------ Records supplied

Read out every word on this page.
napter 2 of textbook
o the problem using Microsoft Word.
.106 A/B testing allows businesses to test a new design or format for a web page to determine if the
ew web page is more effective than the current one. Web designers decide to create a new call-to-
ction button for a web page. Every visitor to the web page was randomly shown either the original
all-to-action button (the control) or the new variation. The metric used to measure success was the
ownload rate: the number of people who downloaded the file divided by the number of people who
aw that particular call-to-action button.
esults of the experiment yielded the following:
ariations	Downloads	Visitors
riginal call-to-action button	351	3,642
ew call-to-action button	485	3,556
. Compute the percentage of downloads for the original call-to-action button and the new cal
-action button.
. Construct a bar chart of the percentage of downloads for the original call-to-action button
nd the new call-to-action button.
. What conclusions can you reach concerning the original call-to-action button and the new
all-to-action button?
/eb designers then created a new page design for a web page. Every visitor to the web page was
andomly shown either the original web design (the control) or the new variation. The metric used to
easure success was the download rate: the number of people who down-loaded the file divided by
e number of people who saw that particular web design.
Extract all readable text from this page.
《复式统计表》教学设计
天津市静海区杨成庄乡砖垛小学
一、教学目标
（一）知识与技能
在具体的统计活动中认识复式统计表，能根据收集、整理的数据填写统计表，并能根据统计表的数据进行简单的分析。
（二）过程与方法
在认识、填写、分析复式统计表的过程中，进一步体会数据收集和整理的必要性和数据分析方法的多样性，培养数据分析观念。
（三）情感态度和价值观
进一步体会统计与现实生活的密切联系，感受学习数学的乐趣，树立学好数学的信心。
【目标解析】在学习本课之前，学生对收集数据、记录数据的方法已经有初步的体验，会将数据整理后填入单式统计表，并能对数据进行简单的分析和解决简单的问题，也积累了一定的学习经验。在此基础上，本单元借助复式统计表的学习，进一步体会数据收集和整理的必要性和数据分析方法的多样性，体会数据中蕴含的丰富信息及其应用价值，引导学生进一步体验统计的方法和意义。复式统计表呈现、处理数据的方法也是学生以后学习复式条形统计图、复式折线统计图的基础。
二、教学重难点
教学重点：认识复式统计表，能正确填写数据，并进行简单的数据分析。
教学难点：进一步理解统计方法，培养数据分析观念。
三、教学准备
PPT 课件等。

------------

**Task goal:** Repeat the records above in full, character for character.

**Task answer:**
Read out every word on this page.
napter 2 of textbook
o the problem using Microsoft Word.
.106 A/B testing allows businesses to test a new design or format for a web page to determine if the
ew web page is more effective than the current one. Web designers decide to create a new call-to-
ction button for a web page. Every visitor to the web page was randomly shown either the original
all-to-action button (the control) or the new variation. The metric used to measure success was the
ownload rate: the number of people who downloaded the file divided by the number of people who
aw that particular call-to-action button.
esults of the experiment yielded the following:
ariations	Downloads	Visitors
riginal call-to-action button	351	3,642
ew call-to-action button	485	3,556
. Compute the percentage of downloads for the original call-to-action button and the new cal
-action button.
. Construct a bar chart of the percentage of downloads for the original call-to-action button
nd the new call-to-action button.
. What conclusions can you reach concerning the original call-to-action button and the new
all-to-action button?
/eb designers then created a new page design for a web page. Every visitor to the web page was
andomly shown either the original web design (the control) or the new variation. The metric used to
easure success was the download rate: the number of people who down-loaded the file divided by
e number of people who saw that particular web design.
Extract all readable text from this page.
《复式统计表》教学设计
天津市静海区杨成庄乡砖垛小学
一、教学目标
（一）知识与技能
在具体的统计活动中认识复式统计表，能根据收集、整理的数据填写统计表，并能根据统计表的数据进行简单的分析。
（二）过程与方法
在认识、填写、分析复式统计表的过程中，进一步体会数据收集和整理的必要性和数据分析方法的多样性，培养数据分析观念。
（三）情感态度和价值观
进一步体会统计与现实生活的密切联系，感受学习数学的乐趣，树立学好数学的信心。
【目标解析】在学习本课之前，学生对收集数据、记录数据的方法已经有初步的体验，会将数据整理后填入单式统计表，并能对数据进行简单的分析和解决简单的问题，也积累了一定的学习经验。在此基础上，本单元借助复式统计表的学习，进一步体会数据收集和整理的必要性和数据分析方法的多样性，体会数据中蕴含的丰富信息及其应用价值，引导学生进一步体验统计的方法和意义。复式统计表呈现、处理数据的方法也是学生以后学习复式条形统计图、复式折线统计图的基础。
二、教学重难点
教学重点：认识复式统计表，能正确填写数据，并进行简单的数据分析。
教学难点：进一步理解统计方法，培养数据分析观念。
三、教学准备
PPT 课件等。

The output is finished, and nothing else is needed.